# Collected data

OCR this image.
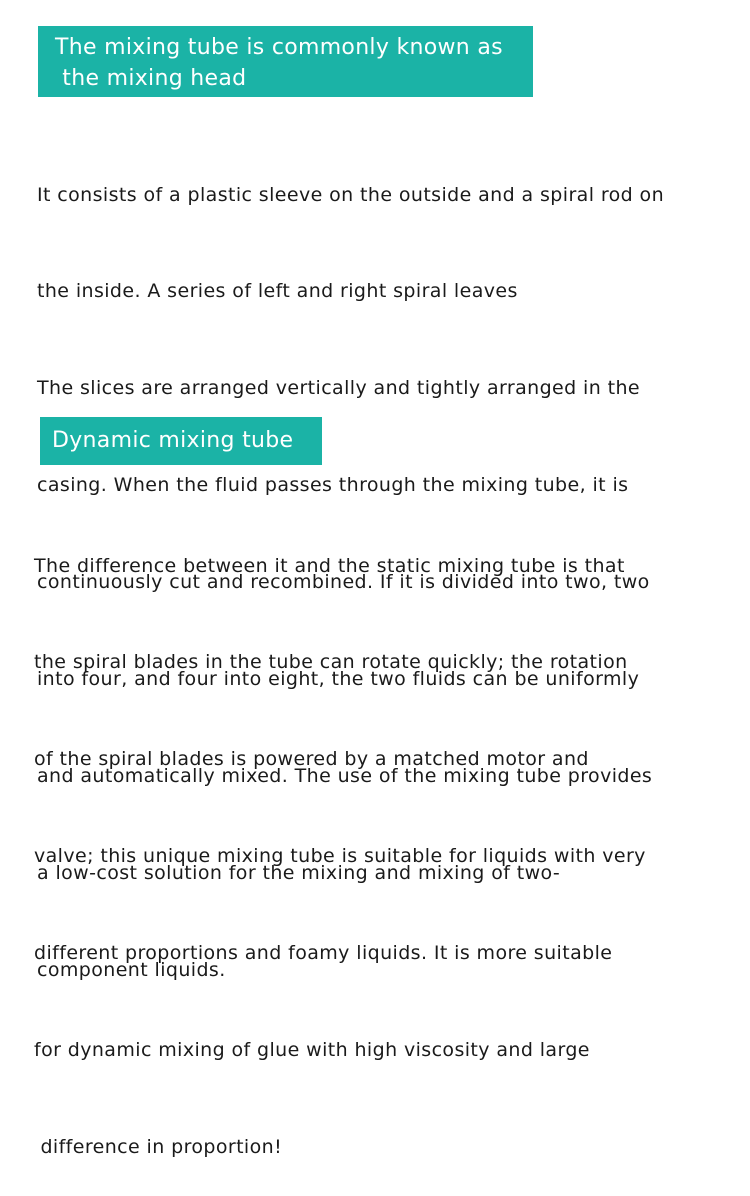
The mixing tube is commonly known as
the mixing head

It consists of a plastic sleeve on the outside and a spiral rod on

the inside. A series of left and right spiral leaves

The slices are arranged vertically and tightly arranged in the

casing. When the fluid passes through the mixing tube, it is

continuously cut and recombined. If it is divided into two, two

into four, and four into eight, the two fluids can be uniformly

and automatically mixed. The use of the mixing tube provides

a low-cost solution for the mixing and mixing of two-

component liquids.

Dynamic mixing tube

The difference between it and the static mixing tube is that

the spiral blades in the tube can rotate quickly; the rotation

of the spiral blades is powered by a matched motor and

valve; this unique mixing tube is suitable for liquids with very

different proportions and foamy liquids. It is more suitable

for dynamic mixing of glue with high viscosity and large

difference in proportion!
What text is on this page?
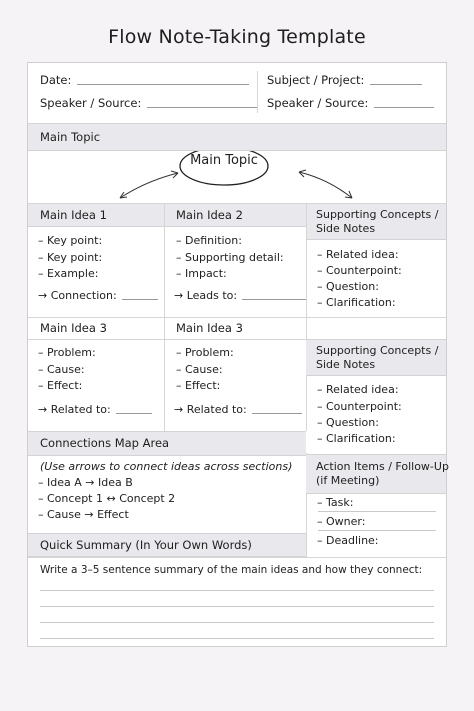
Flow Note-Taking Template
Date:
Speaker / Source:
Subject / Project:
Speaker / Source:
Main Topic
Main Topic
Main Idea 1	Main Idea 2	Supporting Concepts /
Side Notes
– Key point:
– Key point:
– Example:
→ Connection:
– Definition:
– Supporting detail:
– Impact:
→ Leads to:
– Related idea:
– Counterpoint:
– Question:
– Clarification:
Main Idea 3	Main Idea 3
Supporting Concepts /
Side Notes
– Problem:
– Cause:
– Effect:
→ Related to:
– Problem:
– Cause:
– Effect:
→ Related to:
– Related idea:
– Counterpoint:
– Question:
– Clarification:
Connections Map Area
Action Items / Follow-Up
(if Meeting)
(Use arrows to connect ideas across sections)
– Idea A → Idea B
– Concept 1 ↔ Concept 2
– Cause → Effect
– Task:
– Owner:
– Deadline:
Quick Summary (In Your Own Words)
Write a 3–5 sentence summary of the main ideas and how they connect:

# EXERCISE AIM
Repeat each record exactly as shown above, dropping all images.

# SOLUTION BELOW
OCR this image.
The mixing tube is commonly known as
the mixing head

It consists of a plastic sleeve on the outside and a spiral rod on

the inside. A series of left and right spiral leaves

The slices are arranged vertically and tightly arranged in the

casing. When the fluid passes through the mixing tube, it is

continuously cut and recombined. If it is divided into two, two

into four, and four into eight, the two fluids can be uniformly

and automatically mixed. The use of the mixing tube provides

a low-cost solution for the mixing and mixing of two-

component liquids.

Dynamic mixing tube

The difference between it and the static mixing tube is that

the spiral blades in the tube can rotate quickly; the rotation

of the spiral blades is powered by a matched motor and

valve; this unique mixing tube is suitable for liquids with very

different proportions and foamy liquids. It is more suitable

for dynamic mixing of glue with high viscosity and large

difference in proportion!
What text is on this page?
Flow Note-Taking Template
Date:
Speaker / Source:
Subject / Project:
Speaker / Source:
Main Topic
Main Topic
Main Idea 1	Main Idea 2	Supporting Concepts /
Side Notes
– Key point:
– Key point:
– Example:
→ Connection:
– Definition:
– Supporting detail:
– Impact:
→ Leads to:
– Related idea:
– Counterpoint:
– Question:
– Clarification:
Main Idea 3	Main Idea 3
Supporting Concepts /
Side Notes
– Problem:
– Cause:
– Effect:
→ Related to:
– Problem:
– Cause:
– Effect:
→ Related to:
– Related idea:
– Counterpoint:
– Question:
– Clarification:
Connections Map Area
Action Items / Follow-Up
(if Meeting)
(Use arrows to connect ideas across sections)
– Idea A → Idea B
– Concept 1 ↔ Concept 2
– Cause → Effect
– Task:
– Owner:
– Deadline:
Quick Summary (In Your Own Words)
Write a 3–5 sentence summary of the main ideas and how they connect:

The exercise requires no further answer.